### WHAT IS ASKED
Give every line of the material below as a JSON list of strings, one string per line, with blank lines skipped. Leave the pictures out of the list.
* BEGIN EXTRACTED INFORMATION *
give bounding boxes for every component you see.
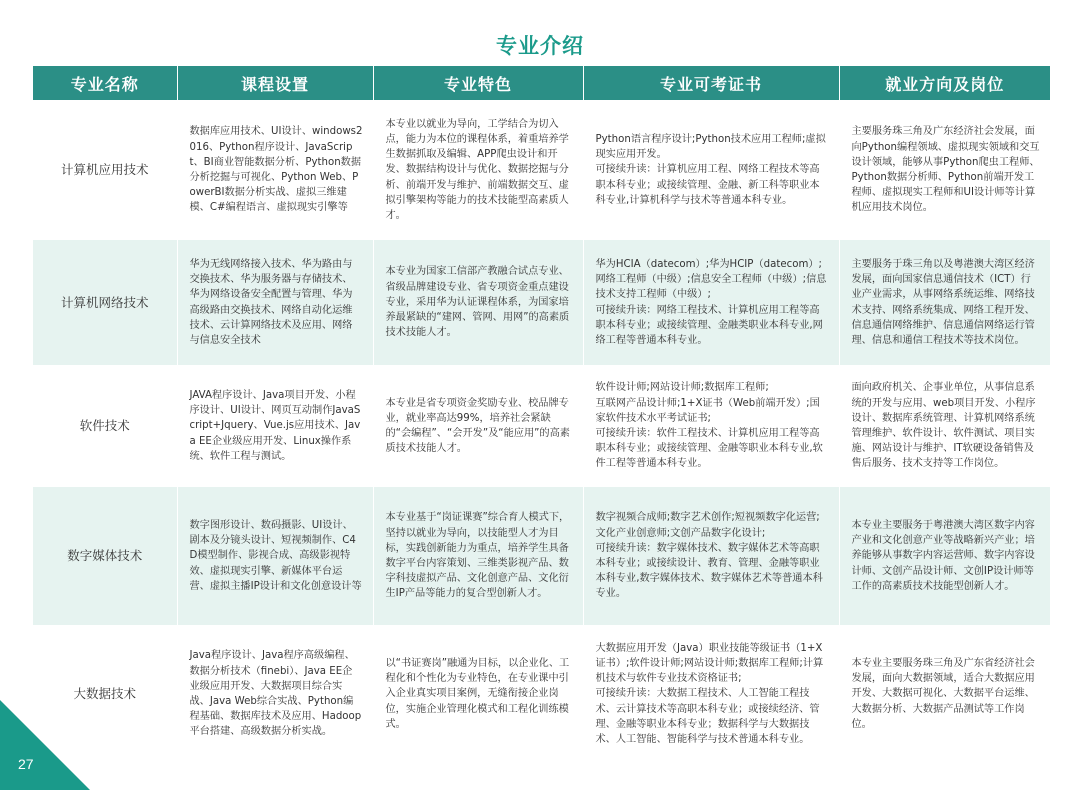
majors-table <box>33 66 1050 763</box>
major-name: 计算机网络技术 <box>33 240 177 365</box>
jobs-cell: 面向政府机关、企事业单位，从事信息系统的开发与应用、web项目开发、小程序设计、数据库系统管理、计算机网络系统管理维护、软件设计、软件测试、项目实施、网站设计与维护、IT软硬设备销售及售后服务、技术支持等工作岗位。 <box>839 365 1050 487</box>
jobs-cell: 本专业主要服务于粤港澳大湾区数字内容产业和文化创意产业等战略新兴产业；培养能够从事数字内容运营师、数字内容设计师、文创产品设计师、文创IP设计师等工作的高素质技术技能型创新人才。 <box>839 487 1050 625</box>
certificates-cell: 数字视频合成师;数字艺术创作;短视频数字化运营;文化产业创意师;文创产品数字化设计; 可接续升读：数字媒体技术、数字媒体艺术等高职本科专业；或接续设计、教育、管理、金融等职业本科专业,数字媒体技术、数字媒体艺术等普通本科专业。 <box>583 487 839 625</box>
courses-cell: 华为无线网络接入技术、华为路由与交换技术、华为服务器与存储技术、华为网络设备安全配置与管理、华为高级路由交换技术、网络自动化运维技术、云计算网络技术及应用、网络与信息安全技术 <box>177 240 373 365</box>
certificates-cell: Python语言程序设计;Python技术应用工程师;虚拟现实应用开发。 可接续升读：计算机应用工程、网络工程技术等高职本科专业；或接续管理、金融、新工科等职业本科专业,计算机科学与技术等普通本科专业。 <box>583 100 839 240</box>
header-courses: 课程设置 <box>177 66 373 100</box>
features-cell: 本专业是省专项资金奖励专业、校品牌专业，就业率高达99%，培养社会紧缺的“会编程”、“会开发”及“能应用”的高素质技术技能人才。 <box>373 365 583 487</box>
table-row <box>33 365 1050 487</box>
jobs-cell: 主要服务于珠三角以及粤港澳大湾区经济发展，面向国家信息通信技术（ICT）行业产业需求，从事网络系统运维、网络技术支持、网络系统集成、网络工程开发、信息通信网络维护、信息通信网络运行管理、信息和通信工程技术等技术岗位。 <box>839 240 1050 365</box>
features-cell: 本专业为国家工信部产教融合试点专业、省级品牌建设专业、省专项资金重点建设专业，采用华为认证课程体系，为国家培养最紧缺的“建网、管网、用网”的高素质技术技能人才。 <box>373 240 583 365</box>
major-name: 软件技术 <box>33 365 177 487</box>
certificates-cell: 大数据应用开发（Java）职业技能等级证书（1+X证书）;软件设计师;网站设计师;数据库工程师;计算机技术与软件专业技术资格证书; 可接续升读：大数据工程技术、人工智能工程技术、云计算技术等高职本科专业；或接续经济、管理、金融等职业本科专业；数据科学与大数据技术、人工智能、智能科学与技术普通本科专业。 <box>583 625 839 763</box>
features-cell: 本专业以就业为导向，工学结合为切入点，能力为本位的课程体系，着重培养学生数据抓取及编辑、APP爬虫设计和开发、数据结构设计与优化、数据挖掘与分析、前端开发与维护、前端数据交互、虚拟引擎架构等能力的技术技能型高素质人才。 <box>373 100 583 240</box>
major-name: 数字媒体技术 <box>33 487 177 625</box>
courses-cell: JAVA程序设计、Java项目开发、小程序设计、UI设计、网页互动制作JavaScript+Jquery、Vue.js应用技术、Java EE企业级应用开发、Linux操作系统、软件工程与测试。 <box>177 365 373 487</box>
header-major-name: 专业名称 <box>33 66 177 100</box>
major-name: 计算机应用技术 <box>33 100 177 240</box>
jobs-cell: 本专业主要服务珠三角及广东省经济社会发展，面向大数据领域，适合大数据应用开发、大数据可视化、大数据平台运维、大数据分析、大数据产品测试等工作岗位。 <box>839 625 1050 763</box>
header-jobs: 就业方向及岗位 <box>839 66 1050 100</box>
header-certificates: 专业可考证书 <box>583 66 839 100</box>
table-row <box>33 487 1050 625</box>
page-title: 专业介绍 <box>496 34 584 58</box>
table-header-row <box>33 66 1050 100</box>
table-row <box>33 100 1050 240</box>
corner-decoration <box>0 700 90 790</box>
table-row <box>33 240 1050 365</box>
page-number: 27 <box>18 756 34 772</box>
header-features: 专业特色 <box>373 66 583 100</box>
features-cell: 以“书证赛岗”融通为目标，以企业化、工程化和个性化为专业特色，在专业课中引入企业真实项目案例，无缝衔接企业岗位，实施企业管理化模式和工程化训练模式。 <box>373 625 583 763</box>
major-name: 大数据技术 <box>33 625 177 763</box>
table-row <box>33 625 1050 763</box>
features-cell: 本专业基于“岗证课赛”综合育人模式下，坚持以就业为导向，以技能型人才为目标，实践创新能力为重点，培养学生具备数字平台内容策划、三维类影视产品、数字科技虚拟产品、文化创意产品、文化衍生IP产品等能力的复合型创新人才。 <box>373 487 583 625</box>
courses-cell: 数字图形设计、数码摄影、UI设计、剧本及分镜头设计、短视频制作、C4D模型制作、影视合成、高级影视特效、虚拟现实引擎、新媒体平台运营、虚拟主播IP设计和文化创意设计等 <box>177 487 373 625</box>
certificates-cell: 华为HCIA（datecom）;华为HCIP（datecom）;网络工程师（中级）;信息安全工程师（中级）;信息技术支持工程师（中级）; 可接续升读：网络工程技术、计算机应用工程等高职本科专业；或接续管理、金融类职业本科专业,网络工程等普通本科专业。 <box>583 240 839 365</box>
certificates-cell: 软件设计师;网站设计师;数据库工程师; 互联网产品设计师;1+X证书（Web前端开发）;国家软件技术水平考试证书; 可接续升读：软件工程技术、计算机应用工程等高职本科专业；或接续管理、金融等职业本科专业,软件工程等普通本科专业。 <box>583 365 839 487</box>
courses-cell: 数据库应用技术、UI设计、windows2016、Python程序设计、JavaScript、BI商业智能数据分析、Python数据分析挖掘与可视化、Python Web、PowerBI数据分析实战、虚拟三维建模、C#编程语言、虚拟现实引擎等 <box>177 100 373 240</box>
jobs-cell: 主要服务珠三角及广东经济社会发展，面向Python编程领域、虚拟现实领域和交互设计领域，能够从事Python爬虫工程师、Python数据分析师、Python前端开发工程师、虚拟现实工程师和UI设计师等计算机应用技术岗位。 <box>839 100 1050 240</box>
courses-cell: Java程序设计、Java程序高级编程、数据分析技术（finebi）、Java EE企业级应用开发、大数据项目综合实战、Java Web综合实战、Python编程基础、数据库技术及应用、Hadoop平台搭建、高级数据分析实战。 <box>177 625 373 763</box>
* END EXTRACTED INFORMATION *
### EXERCISE OUTPUT
[
  "give bounding boxes for every component you see.",
  "majors-table <box>33 66 1050 763</box>",
  "major-name: 计算机网络技术 <box>33 240 177 365</box>",
  "jobs-cell: 面向政府机关、企事业单位，从事信息系统的开发与应用、web项目开发、小程序设计、数据库系统管理、计算机网络系统管理维护、软件设计、软件测试、项目实施、网站设计与维护、IT软硬设备销售及售后服务、技术支持等工作岗位。 <box>839 365 1050 487</box>",
  "jobs-cell: 本专业主要服务于粤港澳大湾区数字内容产业和文化创意产业等战略新兴产业；培养能够从事数字内容运营师、数字内容设计师、文创产品设计师、文创IP设计师等工作的高素质技术技能型创新人才。 <box>839 487 1050 625</box>",
  "certificates-cell: 数字视频合成师;数字艺术创作;短视频数字化运营;文化产业创意师;文创产品数字化设计; 可接续升读：数字媒体技术、数字媒体艺术等高职本科专业；或接续设计、教育、管理、金融等职业本科专业,数字媒体技术、数字媒体艺术等普通本科专业。 <box>583 487 839 625</box>",
  "courses-cell: 华为无线网络接入技术、华为路由与交换技术、华为服务器与存储技术、华为网络设备安全配置与管理、华为高级路由交换技术、网络自动化运维技术、云计算网络技术及应用、网络与信息安全技术 <box>177 240 373 365</box>",
  "certificates-cell: Python语言程序设计;Python技术应用工程师;虚拟现实应用开发。 可接续升读：计算机应用工程、网络工程技术等高职本科专业；或接续管理、金融、新工科等职业本科专业,计算机科学与技术等普通本科专业。 <box>583 100 839 240</box>",
  "header-courses: 课程设置 <box>177 66 373 100</box>",
  "features-cell: 本专业是省专项资金奖励专业、校品牌专业，就业率高达99%，培养社会紧缺的“会编程”、“会开发”及“能应用”的高素质技术技能人才。 <box>373 365 583 487</box>",
  "table-row <box>33 365 1050 487</box>",
  "jobs-cell: 主要服务于珠三角以及粤港澳大湾区经济发展，面向国家信息通信技术（ICT）行业产业需求，从事网络系统运维、网络技术支持、网络系统集成、网络工程开发、信息通信网络维护、信息通信网络运行管理、信息和通信工程技术等技术岗位。 <box>839 240 1050 365</box>",
  "features-cell: 本专业为国家工信部产教融合试点专业、省级品牌建设专业、省专项资金重点建设专业，采用华为认证课程体系，为国家培养最紧缺的“建网、管网、用网”的高素质技术技能人才。 <box>373 240 583 365</box>",
  "major-name: 软件技术 <box>33 365 177 487</box>",
  "certificates-cell: 大数据应用开发（Java）职业技能等级证书（1+X证书）;软件设计师;网站设计师;数据库工程师;计算机技术与软件专业技术资格证书; 可接续升读：大数据工程技术、人工智能工程技术、云计算技术等高职本科专业；或接续经济、管理、金融等职业本科专业；数据科学与大数据技术、人工智能、智能科学与技术普通本科专业。 <box>583 625 839 763</box>",
  "features-cell: 本专业以就业为导向，工学结合为切入点，能力为本位的课程体系，着重培养学生数据抓取及编辑、APP爬虫设计和开发、数据结构设计与优化、数据挖掘与分析、前端开发与维护、前端数据交互、虚拟引擎架构等能力的技术技能型高素质人才。 <box>373 100 583 240</box>",
  "major-name: 数字媒体技术 <box>33 487 177 625</box>",
  "courses-cell: JAVA程序设计、Java项目开发、小程序设计、UI设计、网页互动制作JavaScript+Jquery、Vue.js应用技术、Java EE企业级应用开发、Linux操作系统、软件工程与测试。 <box>177 365 373 487</box>",
  "header-major-name: 专业名称 <box>33 66 177 100</box>",
  "major-name: 计算机应用技术 <box>33 100 177 240</box>",
  "jobs-cell: 本专业主要服务珠三角及广东省经济社会发展，面向大数据领域，适合大数据应用开发、大数据可视化、大数据平台运维、大数据分析、大数据产品测试等工作岗位。 <box>839 625 1050 763</box>",
  "header-jobs: 就业方向及岗位 <box>839 66 1050 100</box>",
  "header-certificates: 专业可考证书 <box>583 66 839 100</box>",
  "table-row <box>33 487 1050 625</box>",
  "page-title: 专业介绍 <box>496 34 584 58</box>",
  "table-header-row <box>33 66 1050 100</box>",
  "table-row <box>33 100 1050 240</box>",
  "corner-decoration <box>0 700 90 790</box>",
  "table-row <box>33 240 1050 365</box>",
  "page-number: 27 <box>18 756 34 772</box>",
  "header-features: 专业特色 <box>373 66 583 100</box>",
  "features-cell: 以“书证赛岗”融通为目标，以企业化、工程化和个性化为专业特色，在专业课中引入企业真实项目案例，无缝衔接企业岗位，实施企业管理化模式和工程化训练模式。 <box>373 625 583 763</box>",
  "major-name: 大数据技术 <box>33 625 177 763</box>",
  "table-row <box>33 625 1050 763</box>",
  "features-cell: 本专业基于“岗证课赛”综合育人模式下，坚持以就业为导向，以技能型人才为目标，实践创新能力为重点，培养学生具备数字平台内容策划、三维类影视产品、数字科技虚拟产品、文化创意产品、文化衍生IP产品等能力的复合型创新人才。 <box>373 487 583 625</box>",
  "courses-cell: 数字图形设计、数码摄影、UI设计、剧本及分镜头设计、短视频制作、C4D模型制作、影视合成、高级影视特效、虚拟现实引擎、新媒体平台运营、虚拟主播IP设计和文化创意设计等 <box>177 487 373 625</box>",
  "certificates-cell: 华为HCIA（datecom）;华为HCIP（datecom）;网络工程师（中级）;信息安全工程师（中级）;信息技术支持工程师（中级）; 可接续升读：网络工程技术、计算机应用工程等高职本科专业；或接续管理、金融类职业本科专业,网络工程等普通本科专业。 <box>583 240 839 365</box>",
  "certificates-cell: 软件设计师;网站设计师;数据库工程师; 互联网产品设计师;1+X证书（Web前端开发）;国家软件技术水平考试证书; 可接续升读：软件工程技术、计算机应用工程等高职本科专业；或接续管理、金融等职业本科专业,软件工程等普通本科专业。 <box>583 365 839 487</box>",
  "courses-cell: 数据库应用技术、UI设计、windows2016、Python程序设计、JavaScript、BI商业智能数据分析、Python数据分析挖掘与可视化、Python Web、PowerBI数据分析实战、虚拟三维建模、C#编程语言、虚拟现实引擎等 <box>177 100 373 240</box>",
  "jobs-cell: 主要服务珠三角及广东经济社会发展，面向Python编程领域、虚拟现实领域和交互设计领域，能够从事Python爬虫工程师、Python数据分析师、Python前端开发工程师、虚拟现实工程师和UI设计师等计算机应用技术岗位。 <box>839 100 1050 240</box>",
  "courses-cell: Java程序设计、Java程序高级编程、数据分析技术（finebi）、Java EE企业级应用开发、大数据项目综合实战、Java Web综合实战、Python编程基础、数据库技术及应用、Hadoop平台搭建、高级数据分析实战。 <box>177 625 373 763</box>"
]